- TEXT EXCERPT -
Introduction to Model Reference Adaptive Control with MATLAB Simulations – Fusion of Engineering, Control, Coding, Machine Learning, and Science

In this post, we explain how to simulate a model reference adaptive controller in MATLAB. The motivation for creating this post comes from the fact that MATLAB implementation of model reference adaptive controllers is usually omitted in control theory books. However, implementation is far from trivial and there are a number of pitfalls that can potentially lead us to misleading conclusions. In this post, we focus on the adaptive control algorithm whose structure is determined using the so-called MIT rule. An excellent reference to adaptive control is

Åström, K. J., & Wittenmark, B. (2013). Adaptive Control. Courier Corporation.

This post is largely based on Chapter 5 from the above reference. In this post, we numerically simulate Example 5.2 from the above reference. A YouTube video accompanying this post is given here:

A GitHub page with all the codes used in this post can be accessed here.

We focus on a simple first-order system, represented by the differential equation

(1) $\begin{align*}\frac{dy}{dt}=-ay+bu\end{align*}$

where $y$ is an output of the system that we want to control, $u$ is an output of a controller (referred to as the control input), and $a$ and $b$ are constants determining the system dynamics. We assume that constants $a$ and $b$ are unknown during the control design procedure.

- SOURCE EXCERPT -
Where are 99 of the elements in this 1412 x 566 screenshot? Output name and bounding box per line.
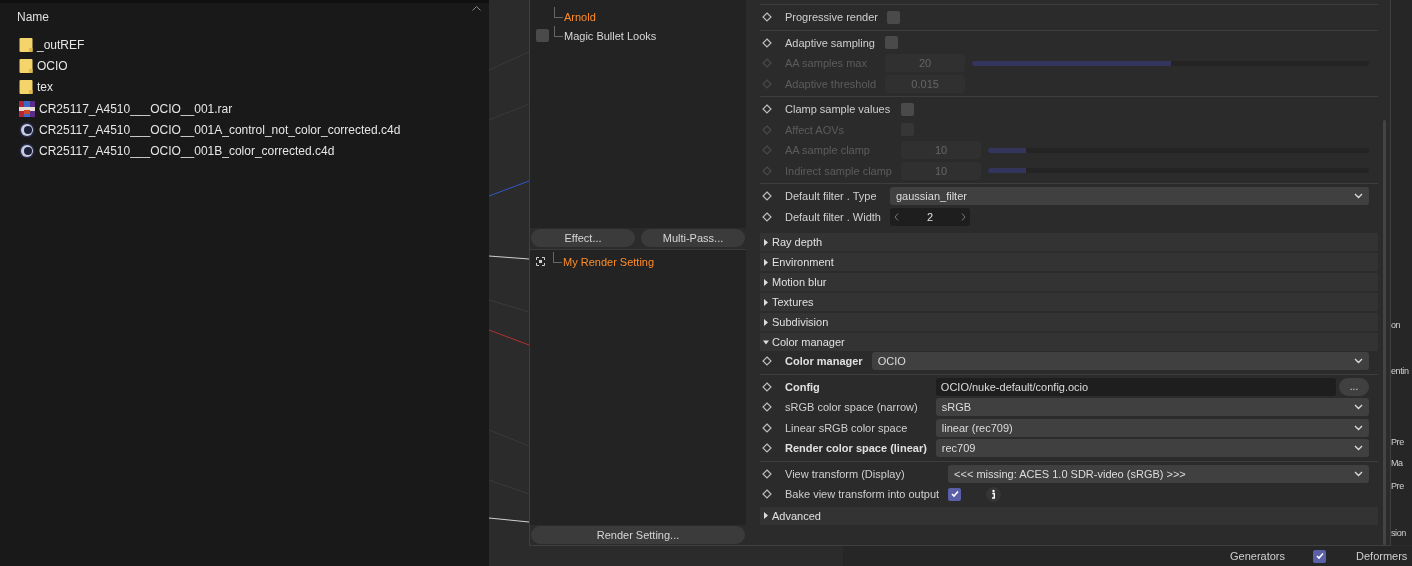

- THINGS TO DO -
1. From the adaptive control post, quote word for word the stretch from "Introduction to Model" through "Control. Courier Corporation.".
2. Shorten the paragraph of the adaptive control post that begins "In this post, we explain how to simulate", keeping its main facts.

- TASK-BY-TASK OUTPUTS -
1.
Introduction to Model Reference Adaptive Control with MATLAB Simulations – Fusion of Engineering, Control, Coding, Machine Learning, and Science

In this post, we explain how to simulate a model reference adaptive controller in MATLAB. The motivation for creating this post comes from the fact that MATLAB implementation of model reference adaptive controllers is usually omitted in control theory books. However, implementation is far from trivial and there are a number of pitfalls that can potentially lead us to misleading conclusions. In this post, we focus on the adaptive control algorithm whose structure is determined using the so-called MIT rule. An excellent reference to adaptive control is

Åström, K. J., & Wittenmark, B. (2013). Adaptive Control. Courier Corporation.

2. The post shows how to simulate a model reference adaptive controller in MATLAB, since control theory books usually skip the implementation, which is far from trivial and has pitfalls that can lead to misleading conclusions. It focuses on the adaptive control algorithm whose structure comes from the MIT rule.